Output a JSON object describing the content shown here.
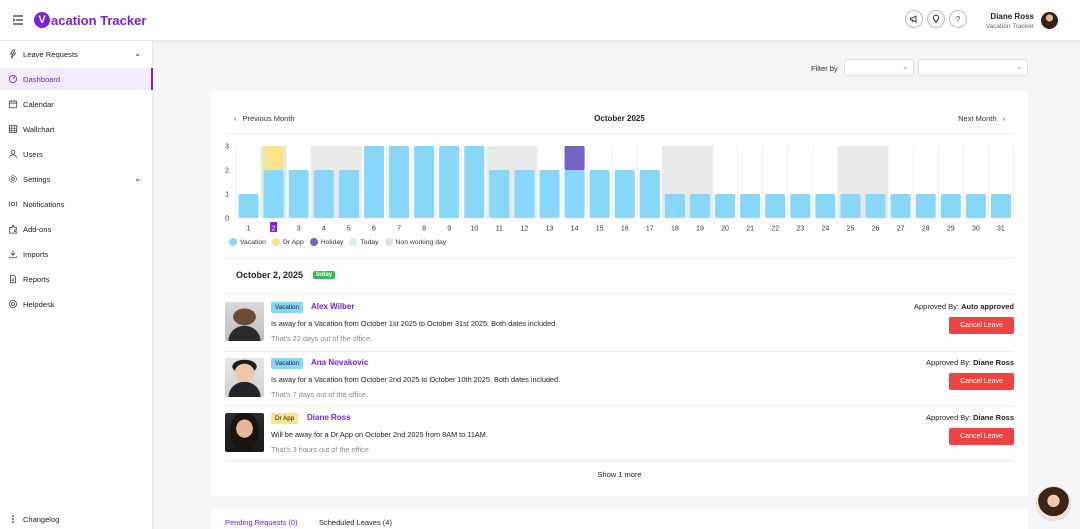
{
  "app": {
    "logo_letter": "V",
    "logo_text": "acation Tracker"
  },
  "header": {
    "user_name": "Diane Ross",
    "user_org": "Vacation Tracker",
    "help_glyph": "?"
  },
  "sidebar": {
    "items": [
      {
        "label": "Leave Requests",
        "icon": "leave-requests-icon",
        "has_chevron": true
      },
      {
        "label": "Dashboard",
        "icon": "dashboard-icon",
        "active": true
      },
      {
        "label": "Calendar",
        "icon": "calendar-icon"
      },
      {
        "label": "Wallchart",
        "icon": "wallchart-icon"
      },
      {
        "label": "Users",
        "icon": "user-icon"
      },
      {
        "label": "Settings",
        "icon": "settings-icon",
        "has_chevron": true
      },
      {
        "label": "Notifications",
        "icon": "notifications-icon"
      },
      {
        "label": "Add-ons",
        "icon": "add-ons-icon"
      },
      {
        "label": "Imports",
        "icon": "imports-icon"
      },
      {
        "label": "Reports",
        "icon": "reports-icon"
      },
      {
        "label": "Helpdesk",
        "icon": "helpdesk-icon"
      }
    ],
    "changelog": "Changelog"
  },
  "filter": {
    "label": "Filter by"
  },
  "calendar": {
    "prev": "Previous Month",
    "title": "October 2025",
    "next": "Next Month"
  },
  "chart_data": {
    "type": "bar",
    "x": [
      1,
      2,
      3,
      4,
      5,
      6,
      7,
      8,
      9,
      10,
      11,
      12,
      13,
      14,
      15,
      16,
      17,
      18,
      19,
      20,
      21,
      22,
      23,
      24,
      25,
      26,
      27,
      28,
      29,
      30,
      31
    ],
    "selected_day": 2,
    "ylim": [
      0,
      3
    ],
    "yticks": [
      0,
      1,
      2,
      3
    ],
    "series": [
      {
        "name": "Vacation",
        "color": "#87d7fb",
        "values": [
          1,
          2,
          2,
          2,
          2,
          3,
          3,
          3,
          3,
          3,
          2,
          2,
          2,
          2,
          2,
          2,
          2,
          1,
          1,
          1,
          1,
          1,
          1,
          1,
          1,
          1,
          1,
          1,
          1,
          1,
          1
        ]
      },
      {
        "name": "Dr App",
        "color": "#fbe38a",
        "values": [
          0,
          1,
          0,
          0,
          0,
          0,
          0,
          0,
          0,
          0,
          0,
          0,
          0,
          0,
          0,
          0,
          0,
          0,
          0,
          0,
          0,
          0,
          0,
          0,
          0,
          0,
          0,
          0,
          0,
          0,
          0
        ]
      },
      {
        "name": "Holiday",
        "color": "#7462c4",
        "values": [
          0,
          0,
          0,
          0,
          0,
          0,
          0,
          0,
          0,
          0,
          0,
          0,
          0,
          1,
          0,
          0,
          0,
          0,
          0,
          0,
          0,
          0,
          0,
          0,
          0,
          0,
          0,
          0,
          0,
          0,
          0
        ]
      }
    ],
    "today_day": 2,
    "non_working_days": [
      4,
      5,
      11,
      12,
      18,
      19,
      25,
      26
    ],
    "legend": [
      {
        "label": "Vacation",
        "color": "#87d7fb"
      },
      {
        "label": "Dr App",
        "color": "#fbe38a"
      },
      {
        "label": "Holiday",
        "color": "#7462c4"
      },
      {
        "label": "Today",
        "color": "#d8f2dc"
      },
      {
        "label": "Non working day",
        "color": "#e2e2e2"
      }
    ],
    "colors": {
      "today_bg": "#d8f2dc",
      "non_working_bg": "#e9e9e9",
      "selected": "#7b1fe0"
    }
  },
  "day_section": {
    "date": "October 2, 2025",
    "today": "today"
  },
  "leaves": [
    {
      "type": "Vacation",
      "type_color": "#87d7fb",
      "name": "Alex Wilber",
      "desc": "Is away for a Vacation from October 1st 2025 to October 31st 2025. Both dates included.",
      "sub": "That's 22 days out of the office.",
      "approved_label": "Approved By:",
      "approved_by": "Auto approved",
      "cancel": "Cancel Leave"
    },
    {
      "type": "Vacation",
      "type_color": "#87d7fb",
      "name": "Ana Novakovic",
      "desc": "Is away for a Vacation from October 2nd 2025 to October 10th 2025. Both dates included.",
      "sub": "That's 7 days out of the office.",
      "approved_label": "Approved By:",
      "approved_by": "Diane Ross",
      "cancel": "Cancel Leave"
    },
    {
      "type": "Dr App",
      "type_color": "#fbe38a",
      "name": "Diane Ross",
      "desc": "Will be away for a Dr App on October 2nd 2025 from 8AM to 11AM.",
      "sub": "That's 3 hours out of the office.",
      "approved_label": "Approved By:",
      "approved_by": "Diane Ross",
      "cancel": "Cancel Leave"
    }
  ],
  "show_more": "Show 1 more",
  "tabs": {
    "pending": "Pending Requests (0)",
    "scheduled": "Scheduled Leaves (4)"
  }
}
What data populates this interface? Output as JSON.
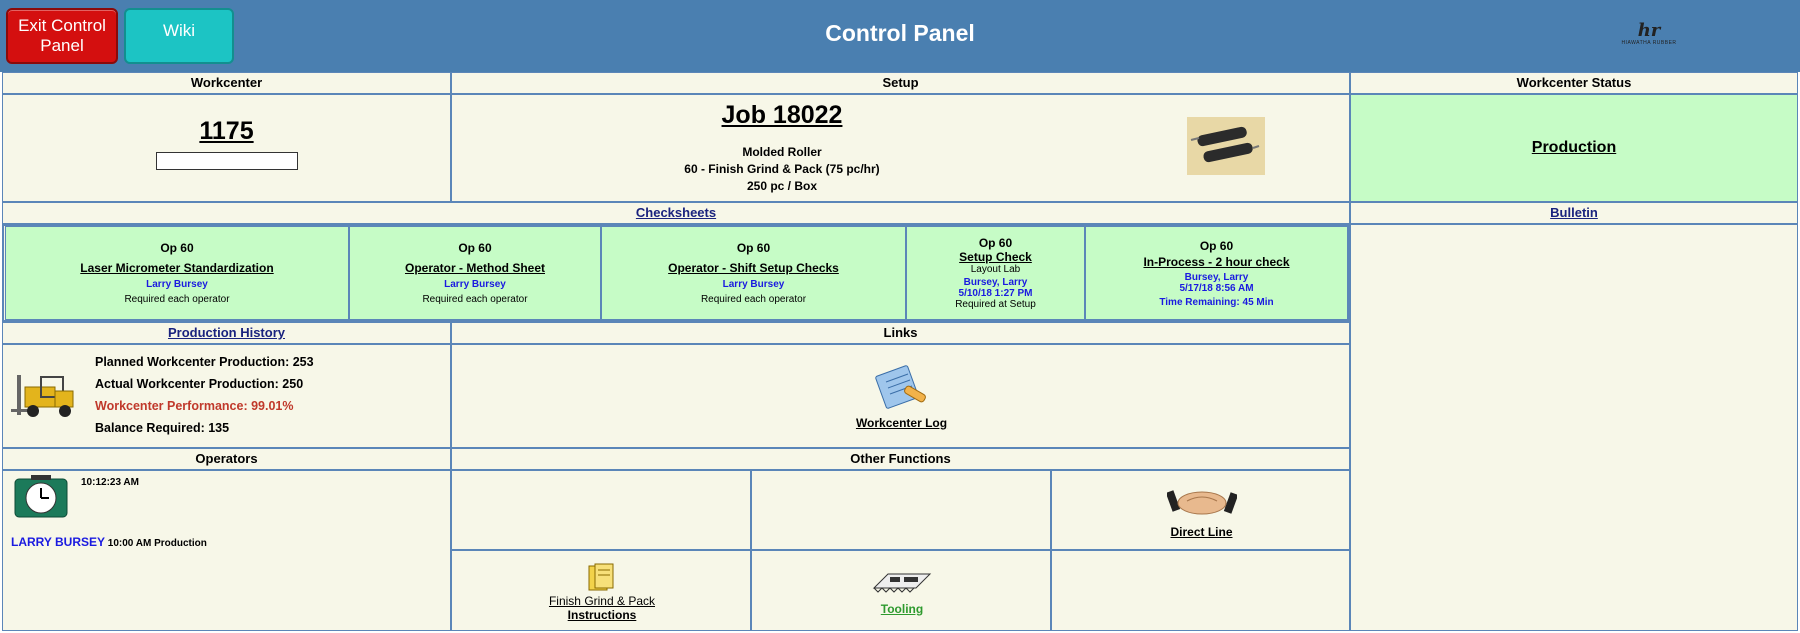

__WRITTEN TASK__. Copy out every line from the records that has the word "Ross".

__CORRECT RESPONSE__.
    "user_name": "Diane Ross",
      "approved_by": "Diane Ross",
      "name": "Diane Ross",
      "approved_by": "Diane Ross",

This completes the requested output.